INSTRUCTIONS FOR THE TASK | Drop the pictures from the entries below, then reproduce the rest exactly.

◇ ◇ ◇

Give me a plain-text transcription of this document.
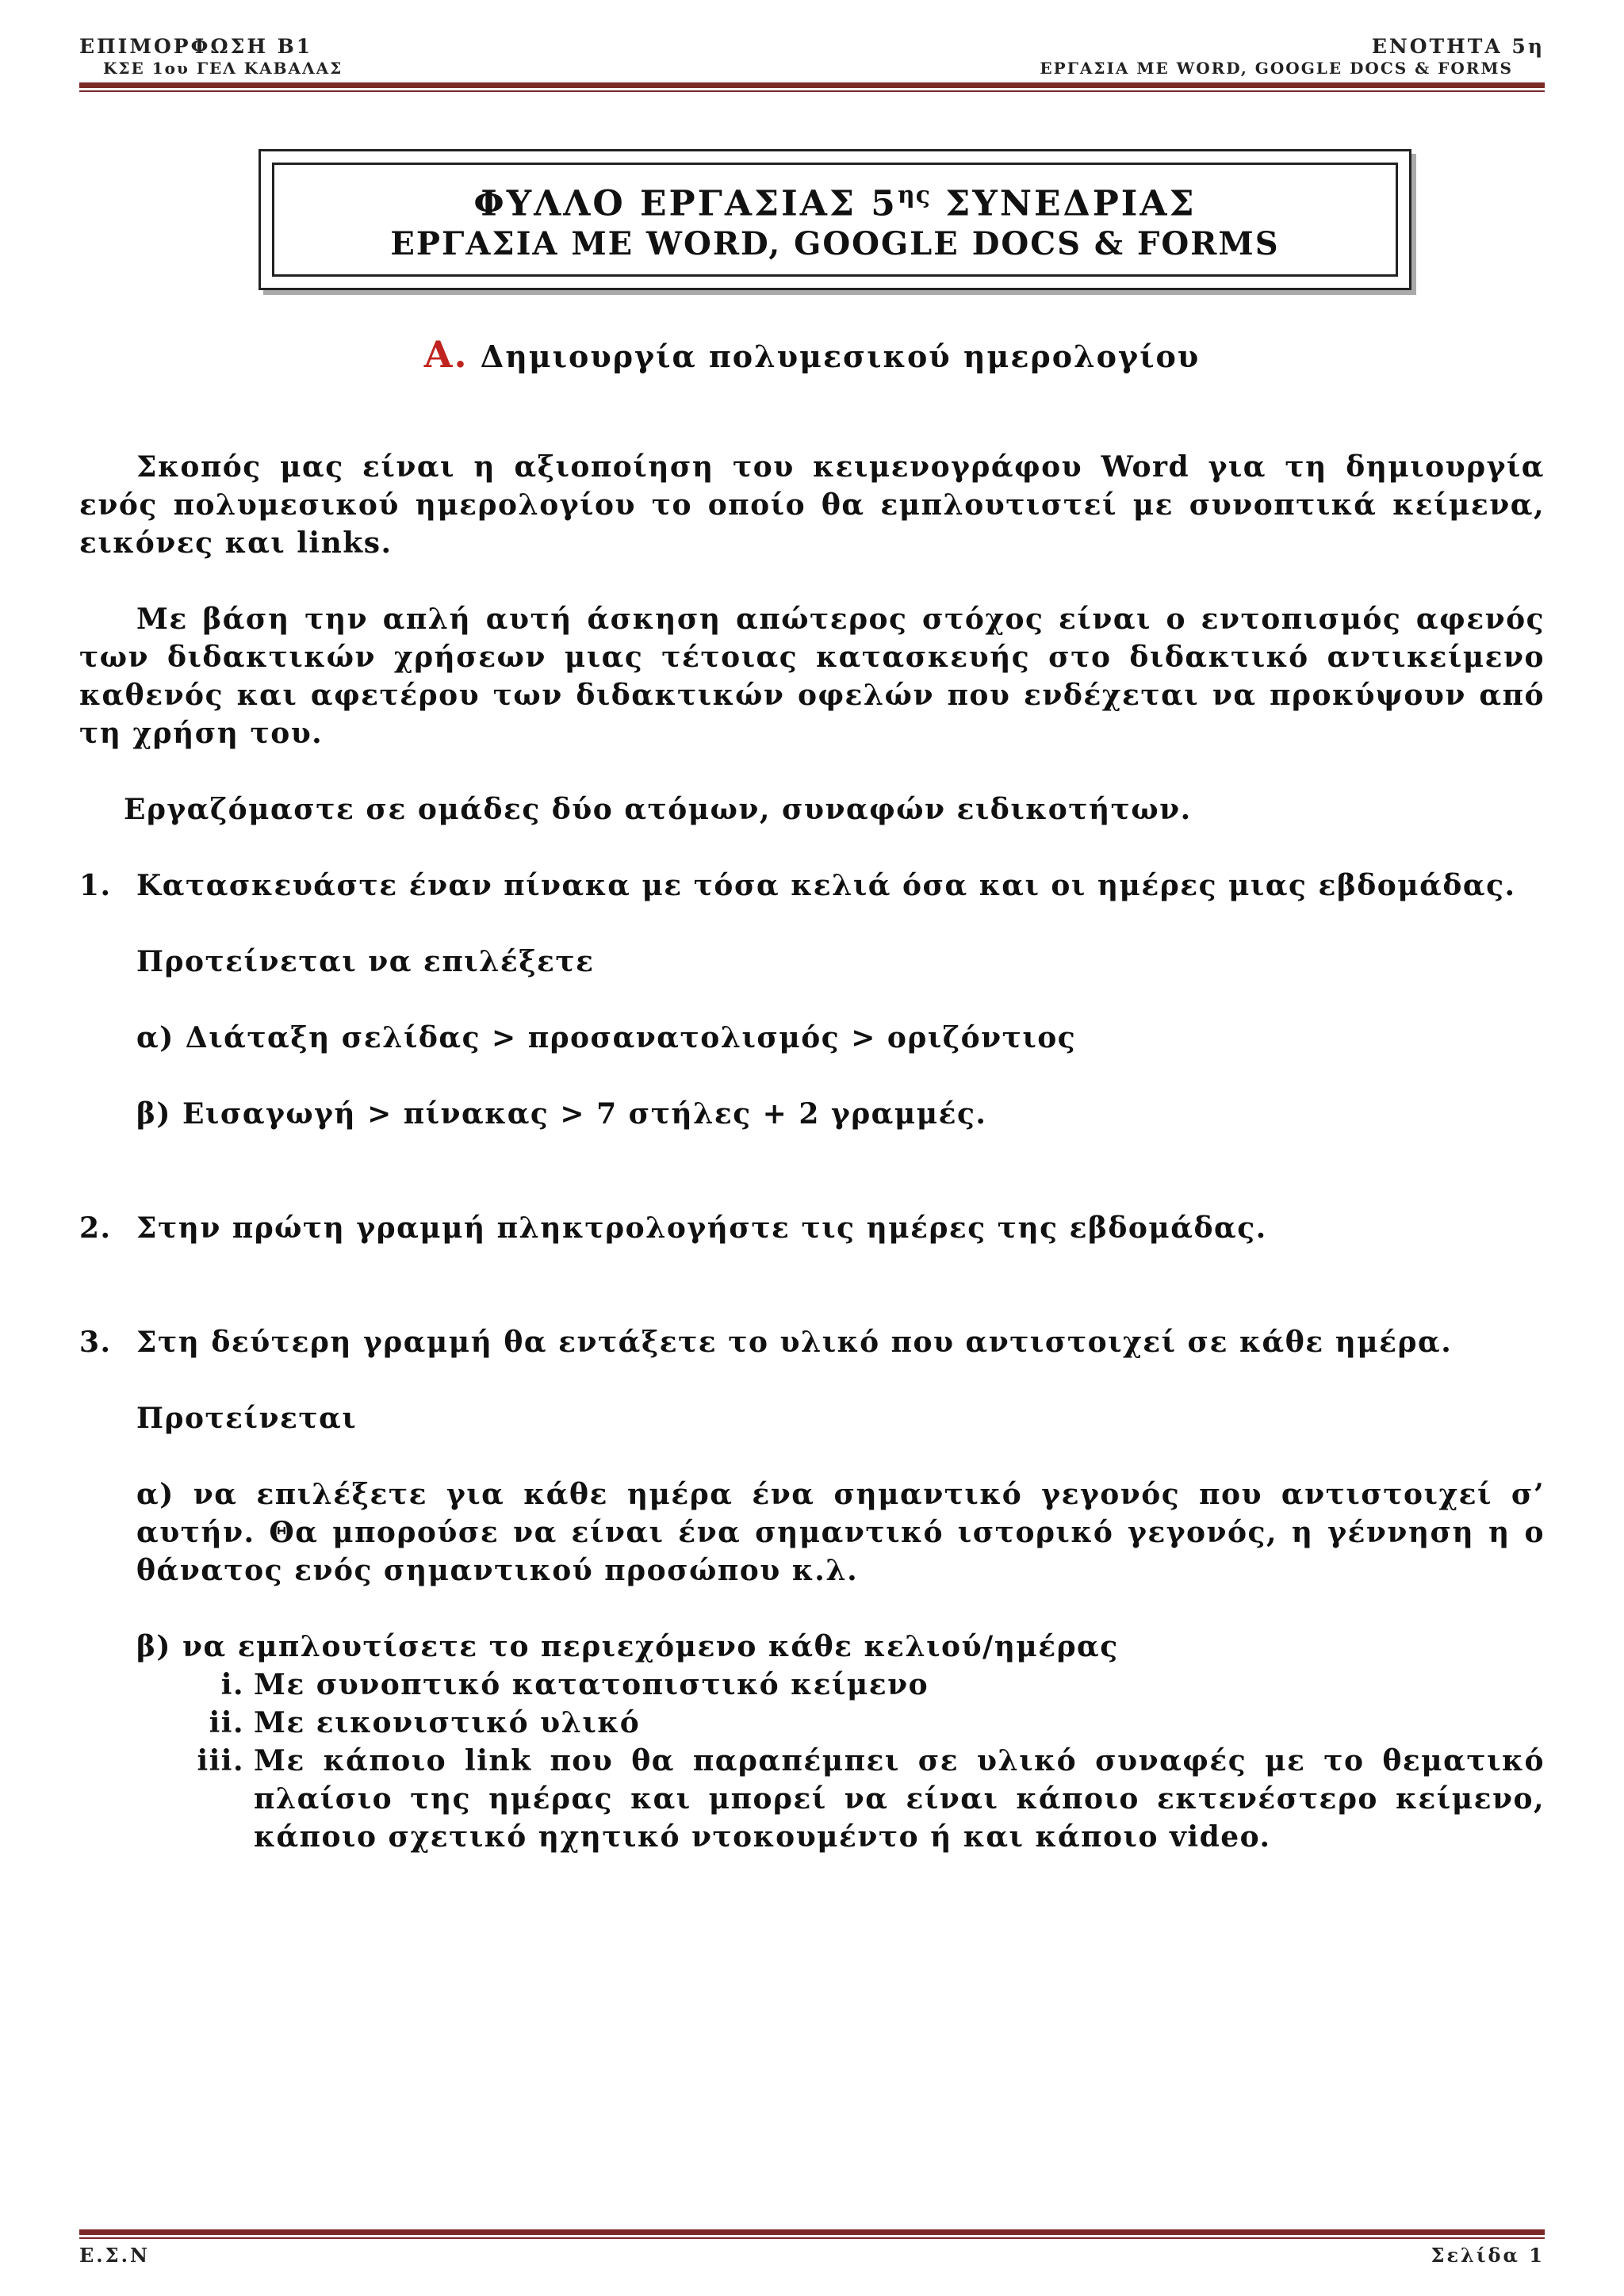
ΕΠΙΜΟΡΦΩΣΗ Β1	ΕΝΟΤΗΤΑ 5η
ΚΣΕ 1ου ΓΕΛ ΚΑΒΑΛΑΣ	ΕΡΓΑΣΙΑ ΜΕ WORD, GOOGLE DOCS & FORMS
ΦΥΛΛΟ ΕΡΓΑΣΙΑΣ $5^{\eta\varsigma}$ ΣΥΝΕΔΡΙΑΣ
ΕΡΓΑΣΙΑ ΜΕ WORD, GOOGLE DOCS & FORMS
Α. Δημιουργία πολυμεσικού ημερολογίου

Σκοπός μας είναι η αξιοποίηση του κειμενογράφου Word για τη δημιουργία ενός πολυμεσικού ημερολογίου το οποίο θα εμπλουτιστεί με συνοπτικά κείμενα, εικόνες και links.

Με βάση την απλή αυτή άσκηση απώτερος στόχος είναι ο εντοπισμός αφενός των διδακτικών χρήσεων μιας τέτοιας κατασκευής στο διδακτικό αντικείμενο καθενός και αφετέρου των διδακτικών οφελών που ενδέχεται να προκύψουν από τη χρήση του.

Εργαζόμαστε σε ομάδες δύο ατόμων, συναφών ειδικοτήτων.

1. Κατασκευάστε έναν πίνακα με τόσα κελιά όσα και οι ημέρες μιας εβδομάδας.
Προτείνεται να επιλέξετε
α) Διάταξη σελίδας > προσανατολισμός > οριζόντιος
β) Εισαγωγή > πίνακας > 7 στήλες + 2 γραμμές.
2. Στην πρώτη γραμμή πληκτρολογήστε τις ημέρες της εβδομάδας.
3. Στη δεύτερη γραμμή θα εντάξετε το υλικό που αντιστοιχεί σε κάθε ημέρα.
Προτείνεται
α) να επιλέξετε για κάθε ημέρα ένα σημαντικό γεγονός που αντιστοιχεί σ’ αυτήν. Θα μπορούσε να είναι ένα σημαντικό ιστορικό γεγονός, η γέννηση η ο θάνατος ενός σημαντικού προσώπου κ.λ.
β) να εμπλουτίσετε το περιεχόμενο κάθε κελιού/ημέρας
i. Με συνοπτικό κατατοπιστικό κείμενο
ii. Με εικονιστικό υλικό
iii. Με κάποιο link που θα παραπέμπει σε υλικό συναφές με το θεματικό πλαίσιο της ημέρας και μπορεί να είναι κάποιο εκτενέστερο κείμενο, κάποιο σχετικό ηχητικό ντοκουμέντο ή και κάποιο video.
Ε.Σ.Ν	Σελίδα 1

◇ ◇ ◇

EXERCISE ANSWER |
Give me a plain-text transcription of this document.
ΕΠΙΜΟΡΦΩΣΗ Β1	ΕΝΟΤΗΤΑ 5η
ΚΣΕ 1ου ΓΕΛ ΚΑΒΑΛΑΣ	ΕΡΓΑΣΙΑ ΜΕ WORD, GOOGLE DOCS & FORMS
ΦΥΛΛΟ ΕΡΓΑΣΙΑΣ $5^{\eta\varsigma}$ ΣΥΝΕΔΡΙΑΣ
ΕΡΓΑΣΙΑ ΜΕ WORD, GOOGLE DOCS & FORMS
Α. Δημιουργία πολυμεσικού ημερολογίου

Σκοπός μας είναι η αξιοποίηση του κειμενογράφου Word για τη δημιουργία ενός πολυμεσικού ημερολογίου το οποίο θα εμπλουτιστεί με συνοπτικά κείμενα, εικόνες και links.

Με βάση την απλή αυτή άσκηση απώτερος στόχος είναι ο εντοπισμός αφενός των διδακτικών χρήσεων μιας τέτοιας κατασκευής στο διδακτικό αντικείμενο καθενός και αφετέρου των διδακτικών οφελών που ενδέχεται να προκύψουν από τη χρήση του.

Εργαζόμαστε σε ομάδες δύο ατόμων, συναφών ειδικοτήτων.

1. Κατασκευάστε έναν πίνακα με τόσα κελιά όσα και οι ημέρες μιας εβδομάδας.
Προτείνεται να επιλέξετε
α) Διάταξη σελίδας > προσανατολισμός > οριζόντιος
β) Εισαγωγή > πίνακας > 7 στήλες + 2 γραμμές.
2. Στην πρώτη γραμμή πληκτρολογήστε τις ημέρες της εβδομάδας.
3. Στη δεύτερη γραμμή θα εντάξετε το υλικό που αντιστοιχεί σε κάθε ημέρα.
Προτείνεται
α) να επιλέξετε για κάθε ημέρα ένα σημαντικό γεγονός που αντιστοιχεί σ’ αυτήν. Θα μπορούσε να είναι ένα σημαντικό ιστορικό γεγονός, η γέννηση η ο θάνατος ενός σημαντικού προσώπου κ.λ.
β) να εμπλουτίσετε το περιεχόμενο κάθε κελιού/ημέρας
i. Με συνοπτικό κατατοπιστικό κείμενο
ii. Με εικονιστικό υλικό
iii. Με κάποιο link που θα παραπέμπει σε υλικό συναφές με το θεματικό πλαίσιο της ημέρας και μπορεί να είναι κάποιο εκτενέστερο κείμενο, κάποιο σχετικό ηχητικό ντοκουμέντο ή και κάποιο video.
Ε.Σ.Ν	Σελίδα 1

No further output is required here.